[EXTRACTED RECORDS]
# # # # #

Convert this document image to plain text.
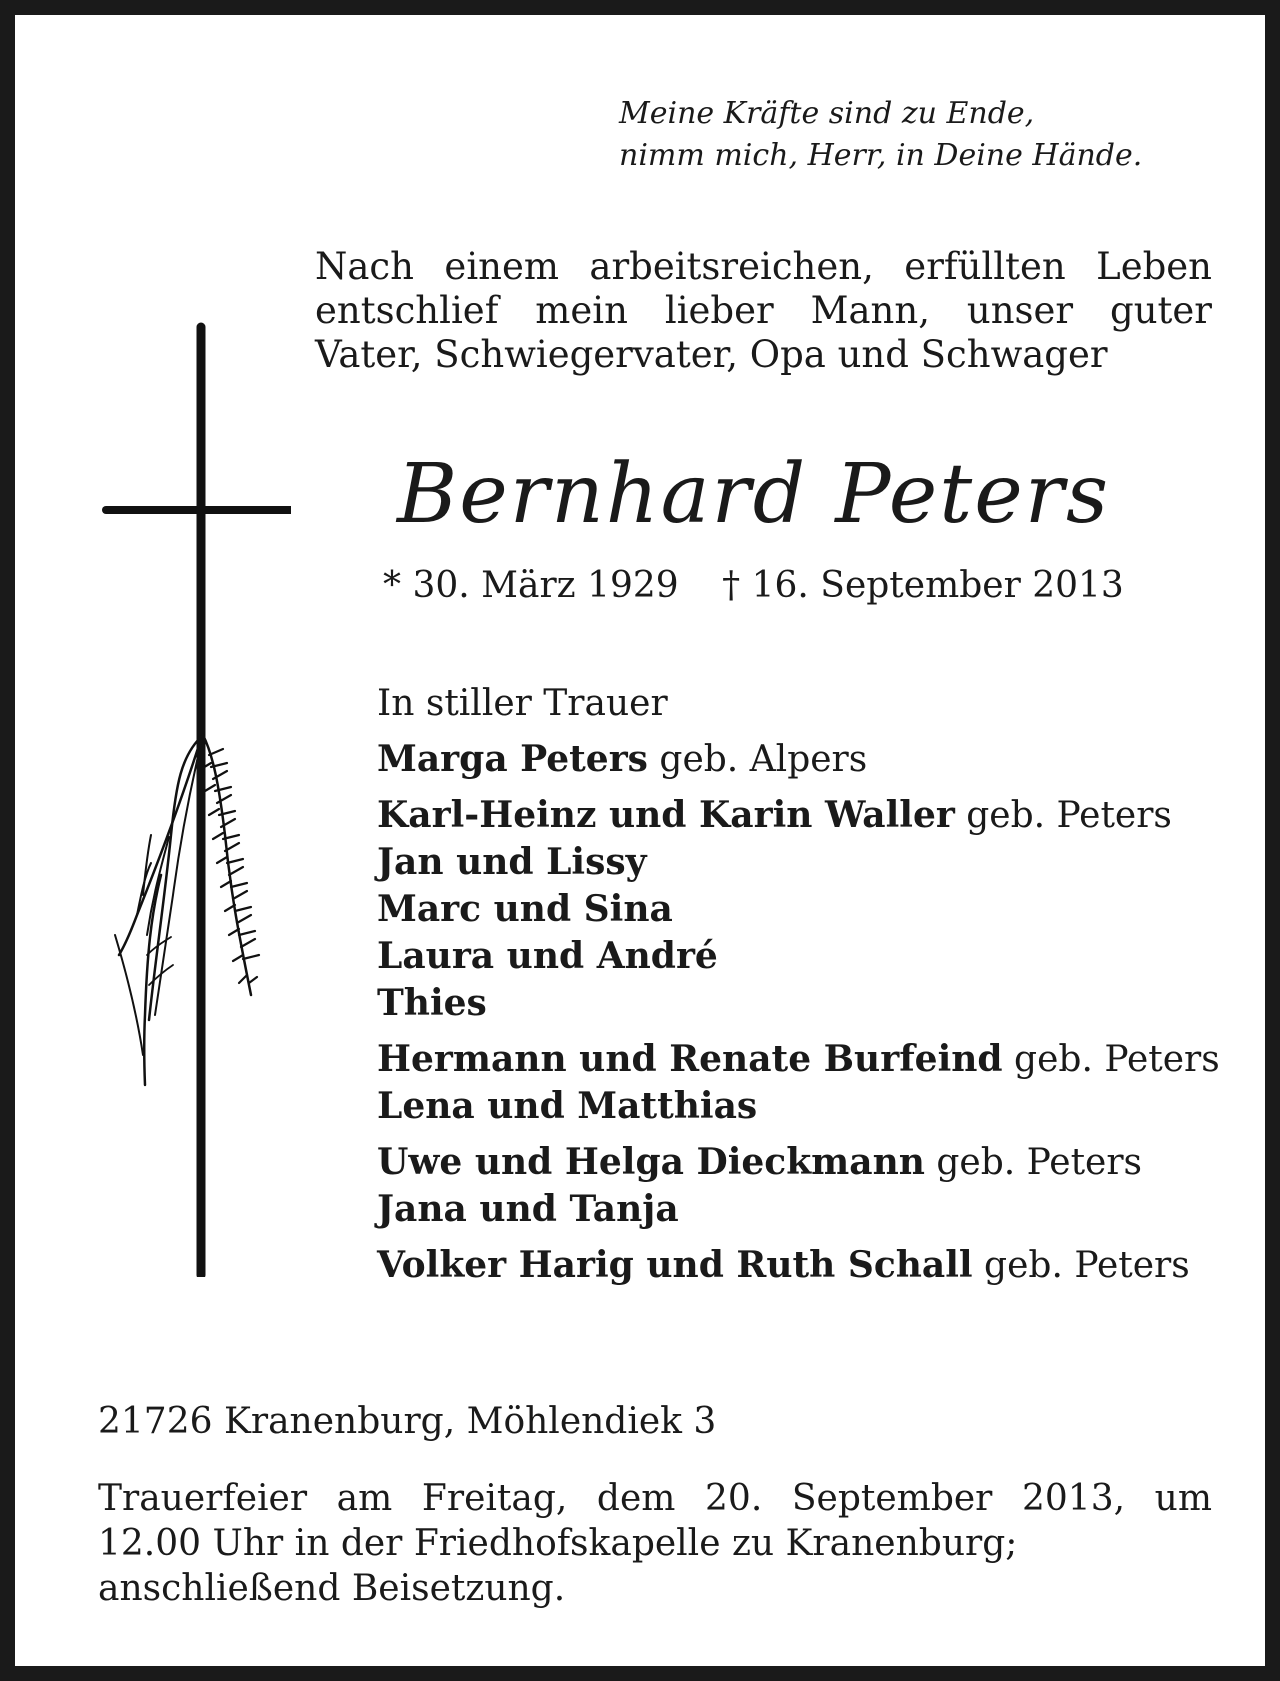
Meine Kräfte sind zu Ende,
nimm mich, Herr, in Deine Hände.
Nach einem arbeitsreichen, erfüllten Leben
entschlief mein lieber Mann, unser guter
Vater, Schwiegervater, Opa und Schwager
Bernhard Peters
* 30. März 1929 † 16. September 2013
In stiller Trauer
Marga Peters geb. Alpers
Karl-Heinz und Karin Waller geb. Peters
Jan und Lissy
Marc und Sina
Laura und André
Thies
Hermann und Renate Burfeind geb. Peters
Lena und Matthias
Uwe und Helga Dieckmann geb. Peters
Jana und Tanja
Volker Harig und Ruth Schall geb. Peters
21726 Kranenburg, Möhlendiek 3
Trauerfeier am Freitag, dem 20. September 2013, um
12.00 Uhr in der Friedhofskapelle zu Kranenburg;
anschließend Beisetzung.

# # # # #

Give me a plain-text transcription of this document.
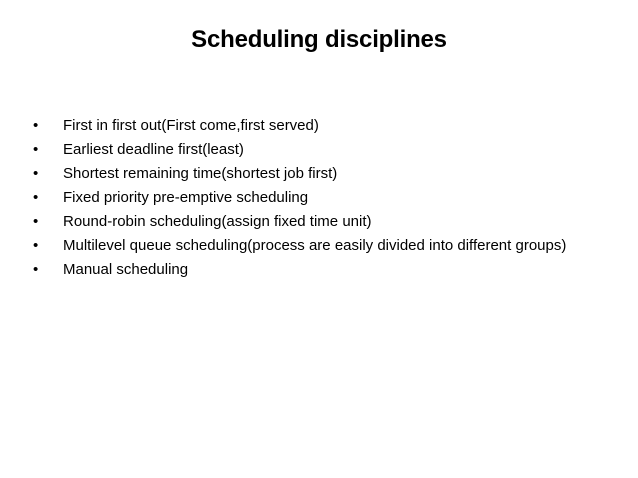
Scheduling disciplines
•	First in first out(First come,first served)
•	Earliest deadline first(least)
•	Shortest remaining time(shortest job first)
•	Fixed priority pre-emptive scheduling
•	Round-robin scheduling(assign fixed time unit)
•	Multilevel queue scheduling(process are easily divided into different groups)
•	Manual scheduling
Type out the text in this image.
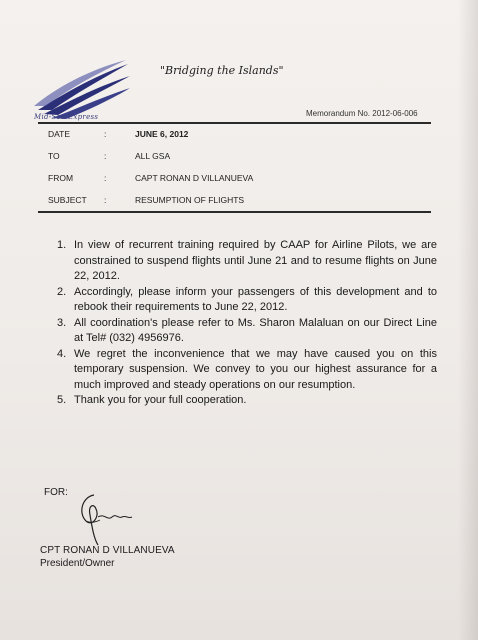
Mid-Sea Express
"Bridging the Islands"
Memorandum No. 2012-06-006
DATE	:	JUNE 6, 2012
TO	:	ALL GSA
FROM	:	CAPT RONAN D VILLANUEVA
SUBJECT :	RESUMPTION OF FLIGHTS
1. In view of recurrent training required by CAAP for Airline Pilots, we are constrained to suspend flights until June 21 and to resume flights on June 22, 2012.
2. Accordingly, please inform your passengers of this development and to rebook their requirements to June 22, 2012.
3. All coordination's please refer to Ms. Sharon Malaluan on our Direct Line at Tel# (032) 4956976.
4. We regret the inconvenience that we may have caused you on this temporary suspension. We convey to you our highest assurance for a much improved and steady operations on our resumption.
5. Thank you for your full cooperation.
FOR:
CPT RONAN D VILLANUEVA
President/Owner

# # # # #

Identify each line in the records above containing the word "VILLANUEVA"; copy those lines.

[ANSWER TO THE PROBLEM]
FROM	:	CAPT RONAN D VILLANUEVA
CPT RONAN D VILLANUEVA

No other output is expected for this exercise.